### AIM OF THE EXERCISE
Each entry should be quoted word for word, including every mark of punctuation.

[Stored data]
--------------------
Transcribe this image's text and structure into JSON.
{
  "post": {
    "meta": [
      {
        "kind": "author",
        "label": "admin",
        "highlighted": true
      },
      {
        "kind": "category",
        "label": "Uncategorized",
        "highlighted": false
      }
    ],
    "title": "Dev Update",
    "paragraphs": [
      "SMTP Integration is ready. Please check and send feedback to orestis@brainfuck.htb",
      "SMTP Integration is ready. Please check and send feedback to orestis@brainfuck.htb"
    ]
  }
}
--------------------
### EXERCISE RESULT
Transcribe this image's text and structure into JSON.
{
  "post": {
    "meta": [
      {
        "kind": "author",
        "label": "admin",
        "highlighted": true
      },
      {
        "kind": "category",
        "label": "Uncategorized",
        "highlighted": false
      }
    ],
    "title": "Dev Update",
    "paragraphs": [
      "SMTP Integration is ready. Please check and send feedback to orestis@brainfuck.htb",
      "SMTP Integration is ready. Please check and send feedback to orestis@brainfuck.htb"
    ]
  }
}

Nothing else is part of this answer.